## start Provided material

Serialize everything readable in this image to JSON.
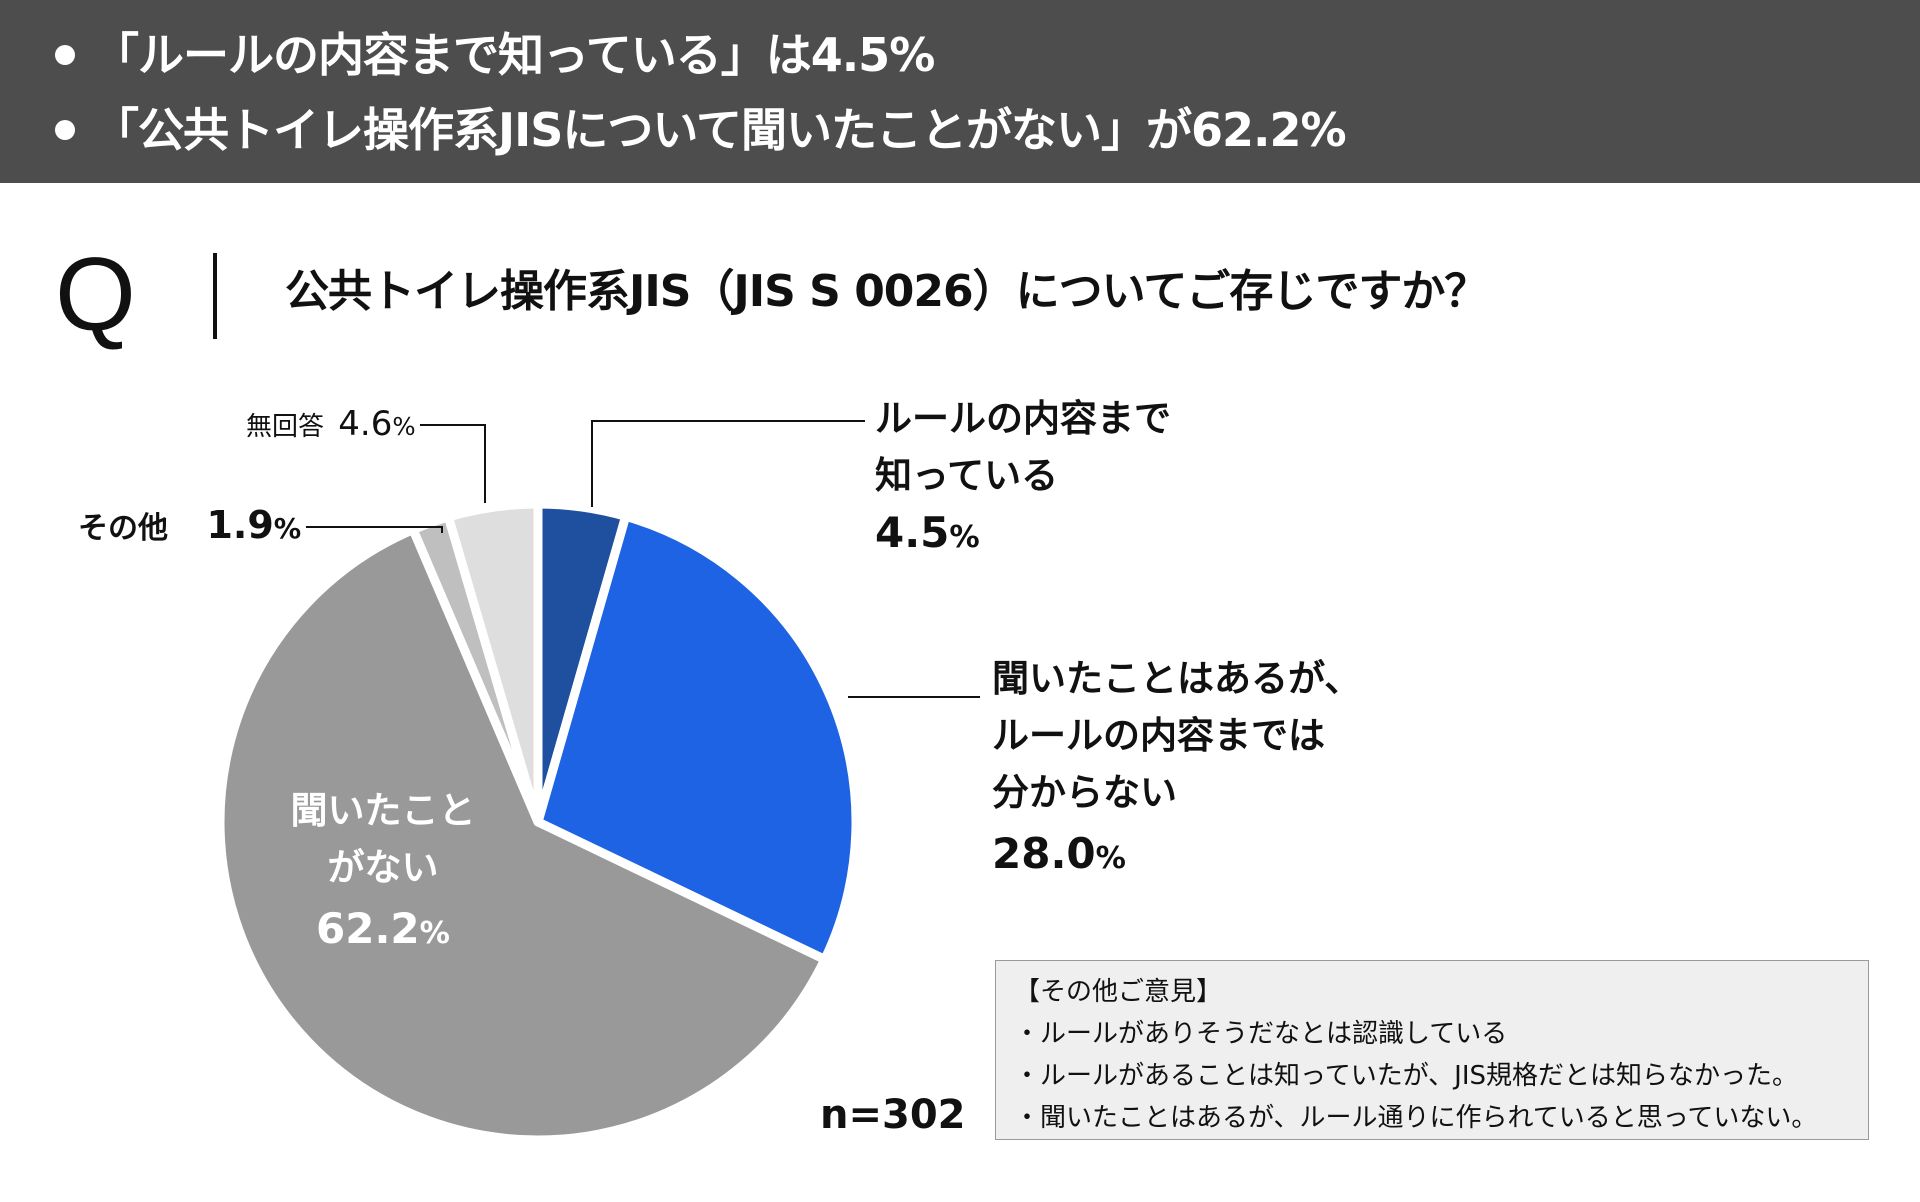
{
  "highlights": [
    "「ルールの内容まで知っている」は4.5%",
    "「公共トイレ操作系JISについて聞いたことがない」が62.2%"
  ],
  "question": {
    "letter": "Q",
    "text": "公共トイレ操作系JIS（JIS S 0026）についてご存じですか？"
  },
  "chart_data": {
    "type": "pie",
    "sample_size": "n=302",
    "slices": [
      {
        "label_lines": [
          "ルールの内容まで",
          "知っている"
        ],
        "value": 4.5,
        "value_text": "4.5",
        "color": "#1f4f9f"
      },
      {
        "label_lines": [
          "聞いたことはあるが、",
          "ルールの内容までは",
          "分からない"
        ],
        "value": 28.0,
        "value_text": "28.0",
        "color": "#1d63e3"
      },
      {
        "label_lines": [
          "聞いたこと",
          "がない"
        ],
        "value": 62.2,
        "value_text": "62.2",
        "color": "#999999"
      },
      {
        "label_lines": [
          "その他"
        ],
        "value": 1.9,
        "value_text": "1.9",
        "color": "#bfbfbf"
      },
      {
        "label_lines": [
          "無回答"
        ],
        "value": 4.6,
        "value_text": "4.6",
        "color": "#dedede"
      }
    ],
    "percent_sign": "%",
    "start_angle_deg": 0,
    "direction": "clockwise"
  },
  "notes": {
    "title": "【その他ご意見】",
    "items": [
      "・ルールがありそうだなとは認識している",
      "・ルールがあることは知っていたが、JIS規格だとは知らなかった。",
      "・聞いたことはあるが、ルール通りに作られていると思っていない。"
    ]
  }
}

## end Provided material
## start Provided material

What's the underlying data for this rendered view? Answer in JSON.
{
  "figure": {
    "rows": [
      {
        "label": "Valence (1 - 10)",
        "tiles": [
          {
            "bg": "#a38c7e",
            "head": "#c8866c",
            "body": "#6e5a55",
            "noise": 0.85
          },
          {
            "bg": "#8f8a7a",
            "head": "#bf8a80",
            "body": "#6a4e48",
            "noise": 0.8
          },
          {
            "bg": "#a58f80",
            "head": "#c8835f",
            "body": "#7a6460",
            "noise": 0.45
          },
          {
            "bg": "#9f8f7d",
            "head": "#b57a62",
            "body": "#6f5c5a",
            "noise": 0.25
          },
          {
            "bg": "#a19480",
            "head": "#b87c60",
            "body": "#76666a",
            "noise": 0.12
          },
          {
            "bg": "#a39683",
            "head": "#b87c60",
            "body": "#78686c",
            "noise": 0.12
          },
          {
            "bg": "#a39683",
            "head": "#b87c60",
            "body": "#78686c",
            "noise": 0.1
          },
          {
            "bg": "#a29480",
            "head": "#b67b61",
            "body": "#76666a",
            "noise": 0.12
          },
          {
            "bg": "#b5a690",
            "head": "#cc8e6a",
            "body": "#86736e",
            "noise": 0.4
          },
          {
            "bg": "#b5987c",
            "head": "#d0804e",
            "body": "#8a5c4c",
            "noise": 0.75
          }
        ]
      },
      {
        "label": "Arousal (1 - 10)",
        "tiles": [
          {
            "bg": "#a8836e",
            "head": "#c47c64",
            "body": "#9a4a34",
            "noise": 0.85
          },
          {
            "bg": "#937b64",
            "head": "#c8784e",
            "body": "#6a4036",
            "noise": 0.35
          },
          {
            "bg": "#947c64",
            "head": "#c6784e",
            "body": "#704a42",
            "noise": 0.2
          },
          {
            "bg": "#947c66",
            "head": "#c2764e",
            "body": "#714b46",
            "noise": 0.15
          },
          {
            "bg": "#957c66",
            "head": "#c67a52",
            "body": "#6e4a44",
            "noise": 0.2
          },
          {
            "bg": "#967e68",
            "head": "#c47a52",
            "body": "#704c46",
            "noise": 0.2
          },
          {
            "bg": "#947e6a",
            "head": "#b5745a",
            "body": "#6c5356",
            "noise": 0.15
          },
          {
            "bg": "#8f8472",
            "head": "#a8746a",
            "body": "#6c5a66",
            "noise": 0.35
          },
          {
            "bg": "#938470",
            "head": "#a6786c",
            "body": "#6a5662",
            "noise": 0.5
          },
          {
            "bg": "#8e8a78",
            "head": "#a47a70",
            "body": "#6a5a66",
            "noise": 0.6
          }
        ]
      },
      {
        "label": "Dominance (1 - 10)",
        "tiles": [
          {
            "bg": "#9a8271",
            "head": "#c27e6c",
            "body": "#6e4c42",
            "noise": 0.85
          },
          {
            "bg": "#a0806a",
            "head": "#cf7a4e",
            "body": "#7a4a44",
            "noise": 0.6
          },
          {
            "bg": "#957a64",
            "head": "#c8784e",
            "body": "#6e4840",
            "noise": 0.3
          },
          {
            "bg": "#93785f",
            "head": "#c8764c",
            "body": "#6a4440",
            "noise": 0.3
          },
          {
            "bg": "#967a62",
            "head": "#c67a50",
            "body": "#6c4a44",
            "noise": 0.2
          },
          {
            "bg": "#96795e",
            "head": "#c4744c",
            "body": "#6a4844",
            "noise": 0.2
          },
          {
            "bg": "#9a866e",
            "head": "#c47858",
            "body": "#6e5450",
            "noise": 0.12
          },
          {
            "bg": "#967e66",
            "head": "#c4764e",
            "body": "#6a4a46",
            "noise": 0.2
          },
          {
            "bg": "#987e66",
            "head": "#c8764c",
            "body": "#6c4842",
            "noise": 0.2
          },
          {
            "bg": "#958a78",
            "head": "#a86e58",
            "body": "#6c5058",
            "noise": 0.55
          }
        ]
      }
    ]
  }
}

## end Provided material

Direction: Select every line of the material above holding the word "聞いたことはあるが" and copy it.

Complete output:
          "聞いたことはあるが、",
      "・聞いたことはあるが、ルール通りに作られていると思っていない。"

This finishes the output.